**Brief**
The line containing "OCR this image." marks the start; extract exactly from it through the last line of the entries, and omit any pictures.
■ ■ ■ ■ ■
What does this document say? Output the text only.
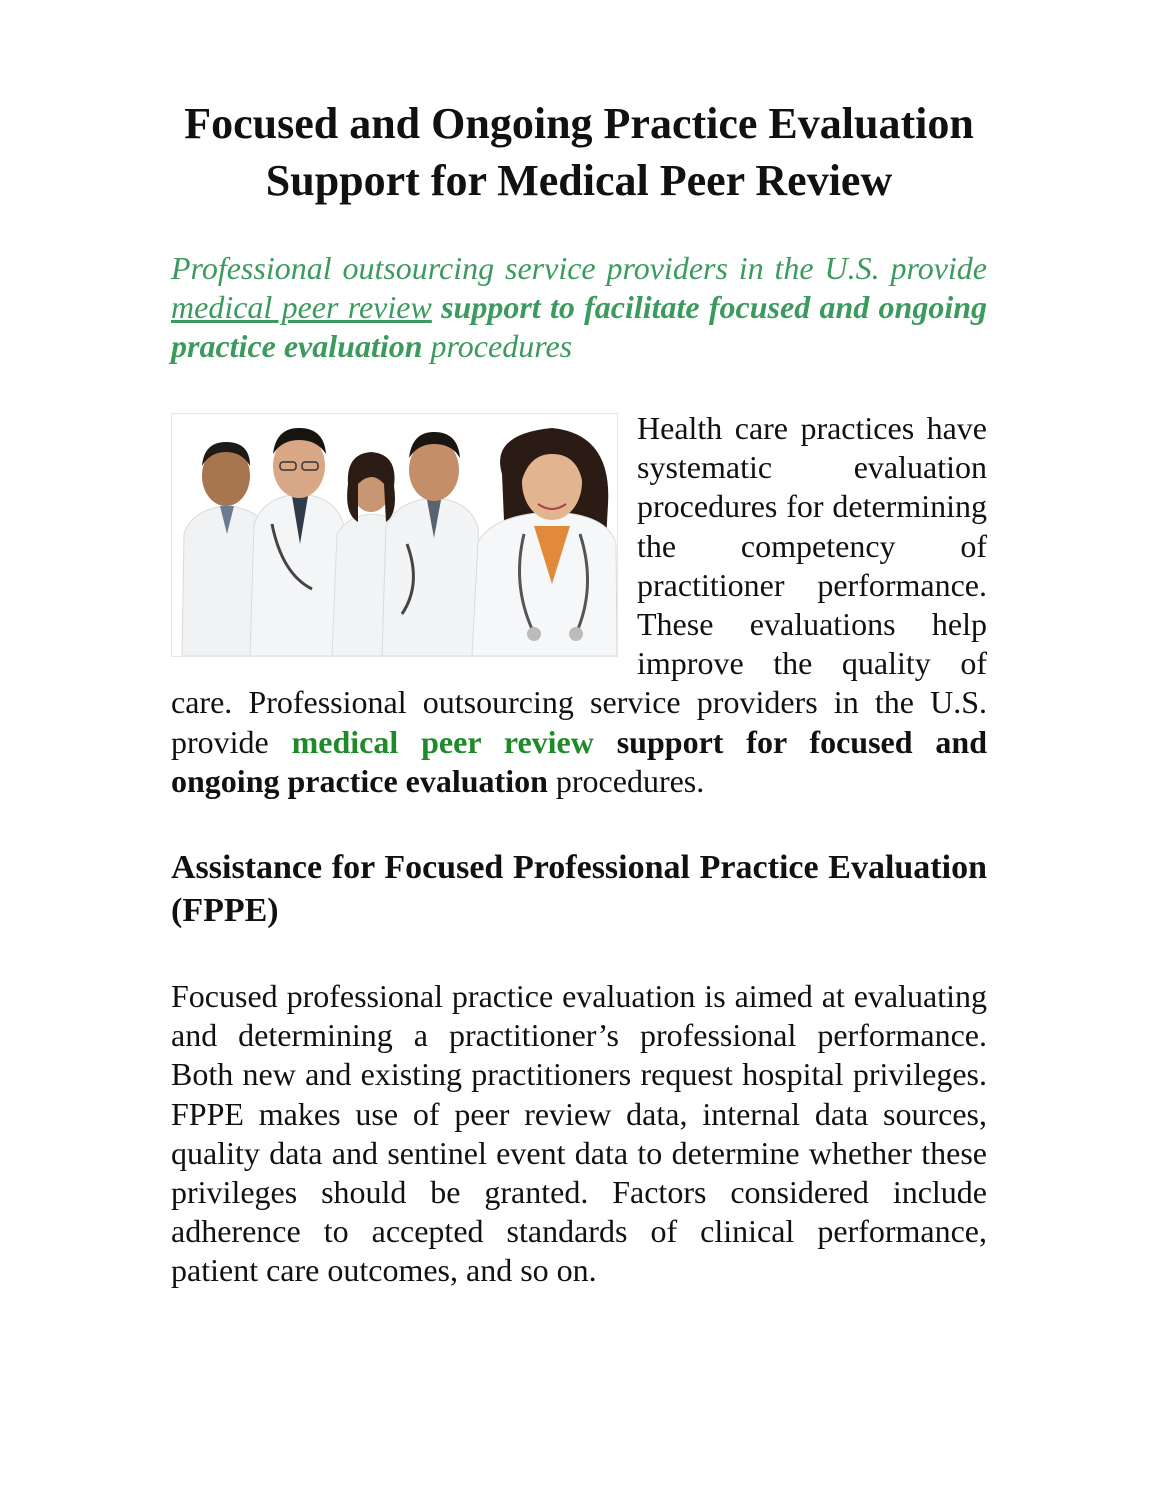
Focused and Ongoing Practice Evaluation Support for Medical Peer Review

Professional outsourcing service providers in the U.S. provide medical peer review support to facilitate focused and ongoing practice evaluation procedures

Health care practices have systematic evaluation procedures for determining the competency of practitioner performance. These evaluations help improve the quality of care. Professional outsourcing service providers in the U.S. provide medical peer review support for focused and ongoing practice evaluation procedures.

Assistance for Focused Professional Practice Evaluation (FPPE)

Focused professional practice evaluation is aimed at evaluating and determining a practitioner’s professional performance. Both new and existing practitioners request hospital privileges. FPPE makes use of peer review data, internal data sources, quality data and sentinel event data to determine whether these privileges should be granted. Factors considered include adherence to accepted standards of clinical performance, patient care outcomes, and so on.
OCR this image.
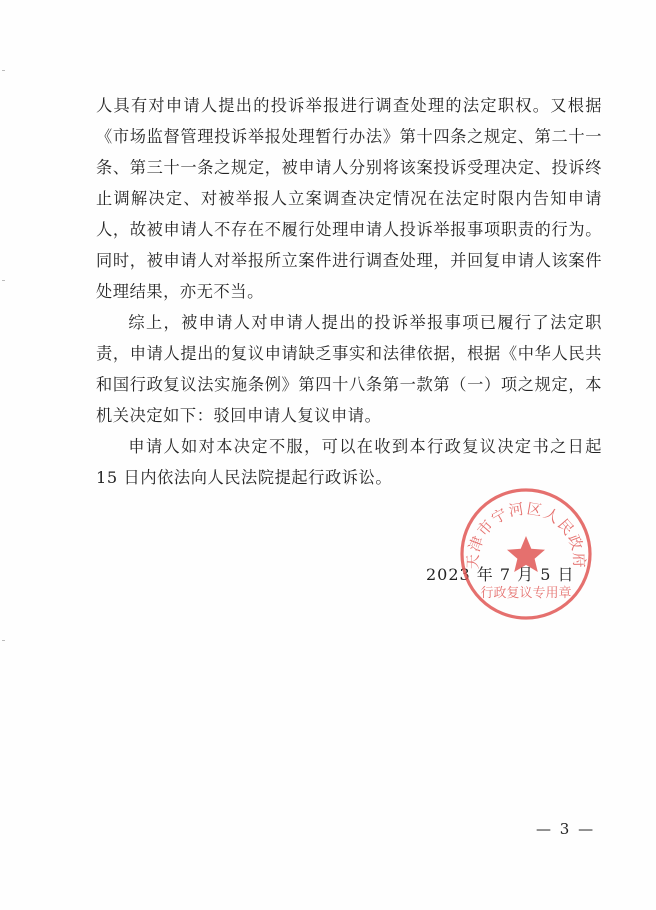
人具有对申请人提出的投诉举报进行调查处理的法定职权。又根据《市场监督管理投诉举报处理暂行办法》第十四条之规定、第二十一条、第三十一条之规定，被申请人分别将该案投诉受理决定、投诉终止调解决定、对被举报人立案调查决定情况在法定时限内告知申请人，故被申请人不存在不履行处理申请人投诉举报事项职责的行为。同时，被申请人对举报所立案件进行调查处理，并回复申请人该案件处理结果，亦无不当。

综上，被申请人对申请人提出的投诉举报事项已履行了法定职责，申请人提出的复议申请缺乏事实和法律依据，根据《中华人民共和国行政复议法实施条例》第四十八条第一款第（一）项之规定，本机关决定如下：驳回申请人复议申请。

申请人如对本决定不服，可以在收到本行政复议决定书之日起 15 日内依法向人民法院提起行政诉讼。

2023 年 7 月 5 日
天津市宁河区人民政府
行政复议专用章
— 3 —
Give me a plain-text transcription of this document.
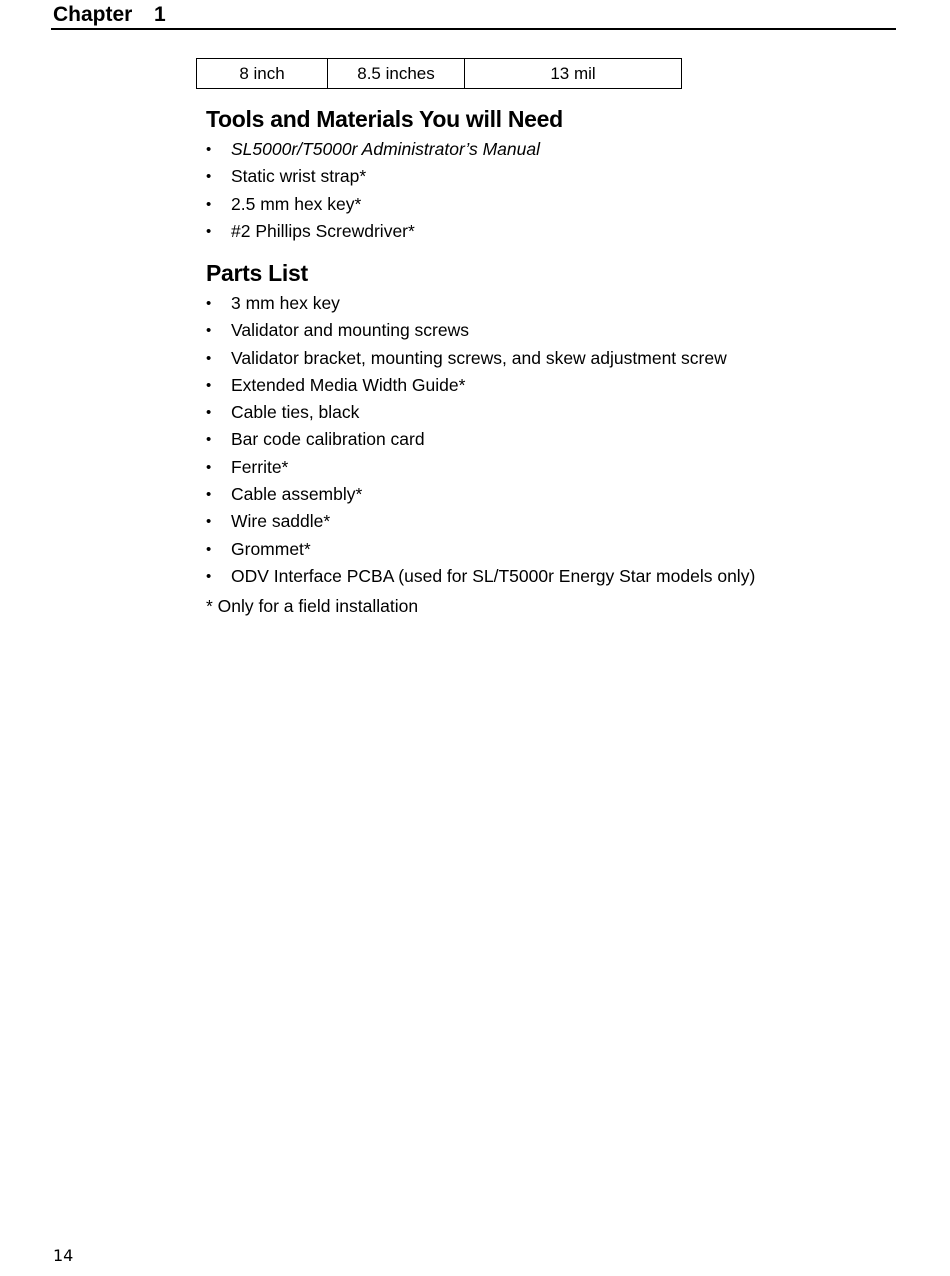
Chapter 1
8 inch	8.5 inches	13 mil
Tools and Materials You will Need
• SL5000r/T5000r Administrator’s Manual
• Static wrist strap*
• 2.5 mm hex key*
• #2 Phillips Screwdriver*
Parts List
• 3 mm hex key
• Validator and mounting screws
• Validator bracket, mounting screws, and skew adjustment screw
• Extended Media Width Guide*
• Cable ties, black
• Bar code calibration card
• Ferrite*
• Cable assembly*
• Wire saddle*
• Grommet*
• ODV Interface PCBA (used for SL/T5000r Energy Star models only)
* Only for a field installation
14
■ ■ ■ ■ ■
**Finished task**
OCR this image.
人具有对申请人提出的投诉举报进行调查处理的法定职权。又根据《市场监督管理投诉举报处理暂行办法》第十四条之规定、第二十一条、第三十一条之规定，被申请人分别将该案投诉受理决定、投诉终止调解决定、对被举报人立案调查决定情况在法定时限内告知申请人，故被申请人不存在不履行处理申请人投诉举报事项职责的行为。同时，被申请人对举报所立案件进行调查处理，并回复申请人该案件处理结果，亦无不当。

综上，被申请人对申请人提出的投诉举报事项已履行了法定职责，申请人提出的复议申请缺乏事实和法律依据，根据《中华人民共和国行政复议法实施条例》第四十八条第一款第（一）项之规定，本机关决定如下：驳回申请人复议申请。

申请人如对本决定不服，可以在收到本行政复议决定书之日起 15 日内依法向人民法院提起行政诉讼。

2023 年 7 月 5 日
天津市宁河区人民政府
行政复议专用章
— 3 —
Give me a plain-text transcription of this document.
Chapter 1
8 inch	8.5 inches	13 mil
Tools and Materials You will Need
• SL5000r/T5000r Administrator’s Manual
• Static wrist strap*
• 2.5 mm hex key*
• #2 Phillips Screwdriver*
Parts List
• 3 mm hex key
• Validator and mounting screws
• Validator bracket, mounting screws, and skew adjustment screw
• Extended Media Width Guide*
• Cable ties, black
• Bar code calibration card
• Ferrite*
• Cable assembly*
• Wire saddle*
• Grommet*
• ODV Interface PCBA (used for SL/T5000r Energy Star models only)
* Only for a field installation
14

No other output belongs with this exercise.